Records from a data source
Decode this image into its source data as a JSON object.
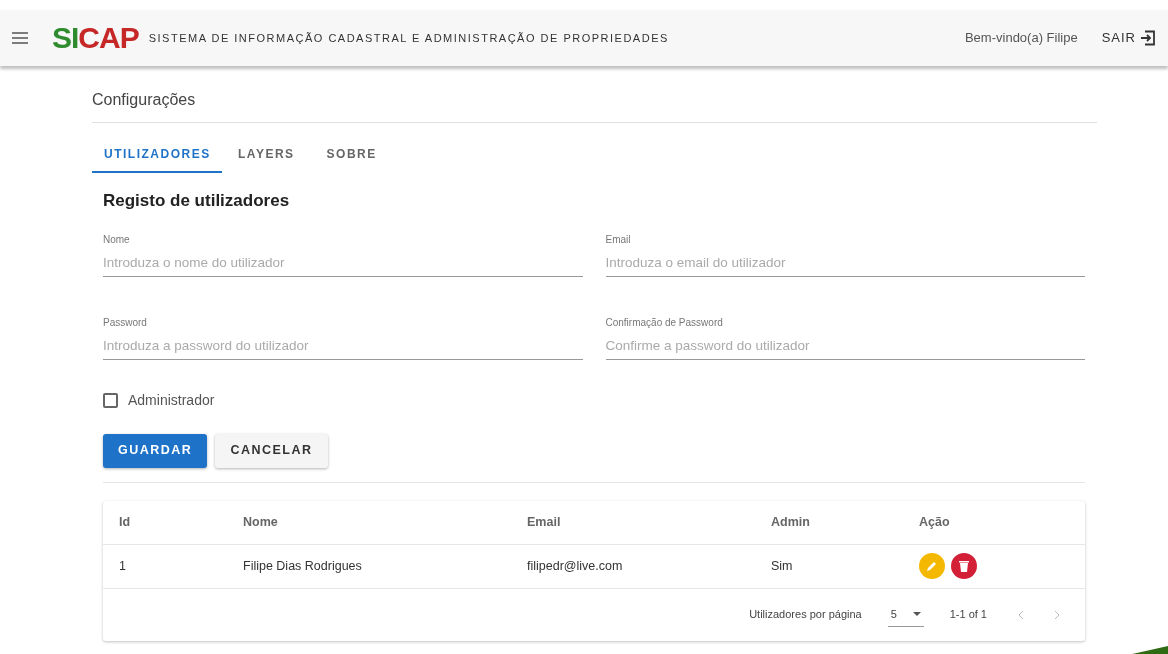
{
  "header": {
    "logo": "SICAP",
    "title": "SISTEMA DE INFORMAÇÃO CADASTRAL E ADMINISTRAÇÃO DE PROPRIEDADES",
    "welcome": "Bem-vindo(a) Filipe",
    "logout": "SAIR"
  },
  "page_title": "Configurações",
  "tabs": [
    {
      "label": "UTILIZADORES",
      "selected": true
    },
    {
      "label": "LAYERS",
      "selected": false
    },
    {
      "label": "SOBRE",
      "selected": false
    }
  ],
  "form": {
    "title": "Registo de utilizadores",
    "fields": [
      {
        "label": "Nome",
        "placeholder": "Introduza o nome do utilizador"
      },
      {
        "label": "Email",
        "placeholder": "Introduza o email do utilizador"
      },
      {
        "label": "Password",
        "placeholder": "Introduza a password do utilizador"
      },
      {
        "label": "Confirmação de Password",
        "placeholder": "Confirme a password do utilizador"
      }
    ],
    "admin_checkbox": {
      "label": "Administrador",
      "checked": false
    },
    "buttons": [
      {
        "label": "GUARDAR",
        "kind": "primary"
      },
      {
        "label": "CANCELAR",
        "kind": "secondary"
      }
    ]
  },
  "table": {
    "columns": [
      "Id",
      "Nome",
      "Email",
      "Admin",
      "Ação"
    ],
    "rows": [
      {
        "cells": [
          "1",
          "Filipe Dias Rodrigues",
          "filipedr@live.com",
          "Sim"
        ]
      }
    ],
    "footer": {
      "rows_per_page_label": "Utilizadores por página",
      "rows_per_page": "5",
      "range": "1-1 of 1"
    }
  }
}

### [The exercise]
Pictures stay out of the copy; please restate every record above exactly.

### [Exercise response]
Decode this image into its source data as a JSON object.
{
  "header": {
    "logo": "SICAP",
    "title": "SISTEMA DE INFORMAÇÃO CADASTRAL E ADMINISTRAÇÃO DE PROPRIEDADES",
    "welcome": "Bem-vindo(a) Filipe",
    "logout": "SAIR"
  },
  "page_title": "Configurações",
  "tabs": [
    {
      "label": "UTILIZADORES",
      "selected": true
    },
    {
      "label": "LAYERS",
      "selected": false
    },
    {
      "label": "SOBRE",
      "selected": false
    }
  ],
  "form": {
    "title": "Registo de utilizadores",
    "fields": [
      {
        "label": "Nome",
        "placeholder": "Introduza o nome do utilizador"
      },
      {
        "label": "Email",
        "placeholder": "Introduza o email do utilizador"
      },
      {
        "label": "Password",
        "placeholder": "Introduza a password do utilizador"
      },
      {
        "label": "Confirmação de Password",
        "placeholder": "Confirme a password do utilizador"
      }
    ],
    "admin_checkbox": {
      "label": "Administrador",
      "checked": false
    },
    "buttons": [
      {
        "label": "GUARDAR",
        "kind": "primary"
      },
      {
        "label": "CANCELAR",
        "kind": "secondary"
      }
    ]
  },
  "table": {
    "columns": [
      "Id",
      "Nome",
      "Email",
      "Admin",
      "Ação"
    ],
    "rows": [
      {
        "cells": [
          "1",
          "Filipe Dias Rodrigues",
          "filipedr@live.com",
          "Sim"
        ]
      }
    ],
    "footer": {
      "rows_per_page_label": "Utilizadores por página",
      "rows_per_page": "5",
      "range": "1-1 of 1"
    }
  }
}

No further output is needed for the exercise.